[start Information given]
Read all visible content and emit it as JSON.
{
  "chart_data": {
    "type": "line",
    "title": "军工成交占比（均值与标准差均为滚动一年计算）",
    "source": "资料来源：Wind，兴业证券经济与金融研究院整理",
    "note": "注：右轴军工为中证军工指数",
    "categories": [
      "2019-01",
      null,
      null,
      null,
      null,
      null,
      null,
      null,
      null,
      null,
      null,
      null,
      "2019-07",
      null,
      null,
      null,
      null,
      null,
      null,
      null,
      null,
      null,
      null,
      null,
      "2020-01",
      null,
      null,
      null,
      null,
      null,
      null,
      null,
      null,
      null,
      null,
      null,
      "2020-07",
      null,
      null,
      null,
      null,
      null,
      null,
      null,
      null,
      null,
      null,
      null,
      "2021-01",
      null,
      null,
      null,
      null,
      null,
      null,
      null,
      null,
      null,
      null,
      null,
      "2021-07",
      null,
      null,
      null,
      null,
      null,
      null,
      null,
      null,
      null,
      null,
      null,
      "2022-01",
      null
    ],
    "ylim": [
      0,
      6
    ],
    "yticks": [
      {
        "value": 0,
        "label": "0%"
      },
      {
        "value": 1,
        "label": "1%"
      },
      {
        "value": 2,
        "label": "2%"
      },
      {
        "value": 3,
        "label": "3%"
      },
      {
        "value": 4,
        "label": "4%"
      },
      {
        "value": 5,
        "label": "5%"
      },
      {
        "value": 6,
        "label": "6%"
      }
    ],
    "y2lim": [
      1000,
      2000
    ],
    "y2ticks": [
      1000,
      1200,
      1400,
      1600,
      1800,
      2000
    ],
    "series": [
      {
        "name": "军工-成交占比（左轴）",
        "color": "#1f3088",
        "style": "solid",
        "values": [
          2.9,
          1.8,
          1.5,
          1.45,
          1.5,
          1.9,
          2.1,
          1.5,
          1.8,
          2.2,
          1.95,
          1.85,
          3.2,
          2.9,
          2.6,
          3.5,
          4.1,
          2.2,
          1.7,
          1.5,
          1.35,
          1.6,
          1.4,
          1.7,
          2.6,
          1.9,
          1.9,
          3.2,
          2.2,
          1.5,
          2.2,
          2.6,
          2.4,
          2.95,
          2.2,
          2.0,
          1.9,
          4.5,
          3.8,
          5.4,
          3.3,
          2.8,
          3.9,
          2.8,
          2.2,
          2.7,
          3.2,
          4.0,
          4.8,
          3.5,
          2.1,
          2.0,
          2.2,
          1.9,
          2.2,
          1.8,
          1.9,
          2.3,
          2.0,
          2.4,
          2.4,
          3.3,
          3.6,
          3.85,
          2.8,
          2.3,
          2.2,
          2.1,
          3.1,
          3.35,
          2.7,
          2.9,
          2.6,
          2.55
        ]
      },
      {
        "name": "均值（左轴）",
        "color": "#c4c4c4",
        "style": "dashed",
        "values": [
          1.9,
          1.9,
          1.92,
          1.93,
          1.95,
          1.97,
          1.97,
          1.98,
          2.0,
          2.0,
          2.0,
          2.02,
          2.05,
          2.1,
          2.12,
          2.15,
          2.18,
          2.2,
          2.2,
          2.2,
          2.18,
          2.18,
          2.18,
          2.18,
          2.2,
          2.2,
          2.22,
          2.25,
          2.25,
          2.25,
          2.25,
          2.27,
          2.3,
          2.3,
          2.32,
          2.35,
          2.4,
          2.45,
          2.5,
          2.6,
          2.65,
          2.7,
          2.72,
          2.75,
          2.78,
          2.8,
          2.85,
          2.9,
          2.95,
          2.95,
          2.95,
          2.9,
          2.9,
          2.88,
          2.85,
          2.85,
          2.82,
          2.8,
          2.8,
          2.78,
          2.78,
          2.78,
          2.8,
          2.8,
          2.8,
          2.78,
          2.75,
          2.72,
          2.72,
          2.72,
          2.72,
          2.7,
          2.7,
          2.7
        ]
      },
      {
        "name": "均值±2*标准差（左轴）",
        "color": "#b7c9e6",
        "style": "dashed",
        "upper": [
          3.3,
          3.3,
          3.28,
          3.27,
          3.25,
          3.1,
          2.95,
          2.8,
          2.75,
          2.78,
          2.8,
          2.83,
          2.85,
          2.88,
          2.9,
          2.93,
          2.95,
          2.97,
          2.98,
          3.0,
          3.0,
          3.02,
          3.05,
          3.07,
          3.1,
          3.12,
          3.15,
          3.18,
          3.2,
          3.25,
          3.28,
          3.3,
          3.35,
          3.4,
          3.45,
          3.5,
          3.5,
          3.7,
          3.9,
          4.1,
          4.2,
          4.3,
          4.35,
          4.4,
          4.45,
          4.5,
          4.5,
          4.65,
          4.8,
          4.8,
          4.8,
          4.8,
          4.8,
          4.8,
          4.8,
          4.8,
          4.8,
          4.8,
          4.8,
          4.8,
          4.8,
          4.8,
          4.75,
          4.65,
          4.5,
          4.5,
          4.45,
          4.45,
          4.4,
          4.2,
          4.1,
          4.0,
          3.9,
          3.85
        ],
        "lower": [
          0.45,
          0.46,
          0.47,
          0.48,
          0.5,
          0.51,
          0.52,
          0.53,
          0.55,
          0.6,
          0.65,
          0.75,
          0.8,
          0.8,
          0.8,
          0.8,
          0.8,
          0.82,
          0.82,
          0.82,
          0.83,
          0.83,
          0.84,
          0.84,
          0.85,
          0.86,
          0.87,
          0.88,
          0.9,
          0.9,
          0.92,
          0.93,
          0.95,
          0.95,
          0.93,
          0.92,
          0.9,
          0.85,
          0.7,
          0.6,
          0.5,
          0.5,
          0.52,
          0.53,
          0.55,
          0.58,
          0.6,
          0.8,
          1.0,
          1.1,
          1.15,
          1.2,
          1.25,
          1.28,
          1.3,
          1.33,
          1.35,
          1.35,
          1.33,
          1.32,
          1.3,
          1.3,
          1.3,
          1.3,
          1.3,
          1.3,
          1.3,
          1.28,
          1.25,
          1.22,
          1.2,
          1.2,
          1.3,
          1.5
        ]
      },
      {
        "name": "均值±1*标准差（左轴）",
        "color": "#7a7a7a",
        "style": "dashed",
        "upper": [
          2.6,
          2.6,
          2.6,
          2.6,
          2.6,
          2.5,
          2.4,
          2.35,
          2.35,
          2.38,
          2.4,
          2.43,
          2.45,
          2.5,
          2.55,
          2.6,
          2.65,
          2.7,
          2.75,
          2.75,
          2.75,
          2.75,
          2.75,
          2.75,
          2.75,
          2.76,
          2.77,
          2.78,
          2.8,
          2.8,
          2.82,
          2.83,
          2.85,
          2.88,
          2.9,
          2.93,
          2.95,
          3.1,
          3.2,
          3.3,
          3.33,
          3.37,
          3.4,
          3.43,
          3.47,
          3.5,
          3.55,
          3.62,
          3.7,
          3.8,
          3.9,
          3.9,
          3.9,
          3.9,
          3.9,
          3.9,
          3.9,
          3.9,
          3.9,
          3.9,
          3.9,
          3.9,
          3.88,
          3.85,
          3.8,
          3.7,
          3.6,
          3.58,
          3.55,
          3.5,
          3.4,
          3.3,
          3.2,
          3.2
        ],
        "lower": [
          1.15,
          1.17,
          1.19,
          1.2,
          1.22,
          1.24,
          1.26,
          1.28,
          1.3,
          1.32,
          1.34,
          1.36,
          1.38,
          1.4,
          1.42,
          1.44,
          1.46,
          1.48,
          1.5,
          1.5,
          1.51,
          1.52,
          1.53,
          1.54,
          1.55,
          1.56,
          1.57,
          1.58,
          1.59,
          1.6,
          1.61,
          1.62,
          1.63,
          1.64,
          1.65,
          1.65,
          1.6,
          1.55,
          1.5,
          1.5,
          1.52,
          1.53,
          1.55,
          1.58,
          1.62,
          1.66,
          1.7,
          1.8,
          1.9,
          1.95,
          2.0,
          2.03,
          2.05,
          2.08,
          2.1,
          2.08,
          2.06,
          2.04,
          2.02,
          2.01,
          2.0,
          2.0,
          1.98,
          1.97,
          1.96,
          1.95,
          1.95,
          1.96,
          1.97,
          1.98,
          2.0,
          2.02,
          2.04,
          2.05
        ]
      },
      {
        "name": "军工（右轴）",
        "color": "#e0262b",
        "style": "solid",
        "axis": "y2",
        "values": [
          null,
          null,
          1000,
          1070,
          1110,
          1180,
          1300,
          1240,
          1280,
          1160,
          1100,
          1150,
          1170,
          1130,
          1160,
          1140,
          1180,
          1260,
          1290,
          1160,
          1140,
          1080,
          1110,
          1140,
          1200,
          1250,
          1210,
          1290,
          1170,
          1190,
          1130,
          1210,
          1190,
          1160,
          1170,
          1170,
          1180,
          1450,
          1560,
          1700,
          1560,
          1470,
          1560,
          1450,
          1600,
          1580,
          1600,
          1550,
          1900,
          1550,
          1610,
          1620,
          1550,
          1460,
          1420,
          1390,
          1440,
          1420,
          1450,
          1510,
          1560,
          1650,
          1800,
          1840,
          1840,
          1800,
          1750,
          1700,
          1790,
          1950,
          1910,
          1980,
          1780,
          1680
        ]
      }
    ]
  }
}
[end Information given]
**Your task:** Tally the lines holding the string "name" and give only the count.

**Correct output:** 5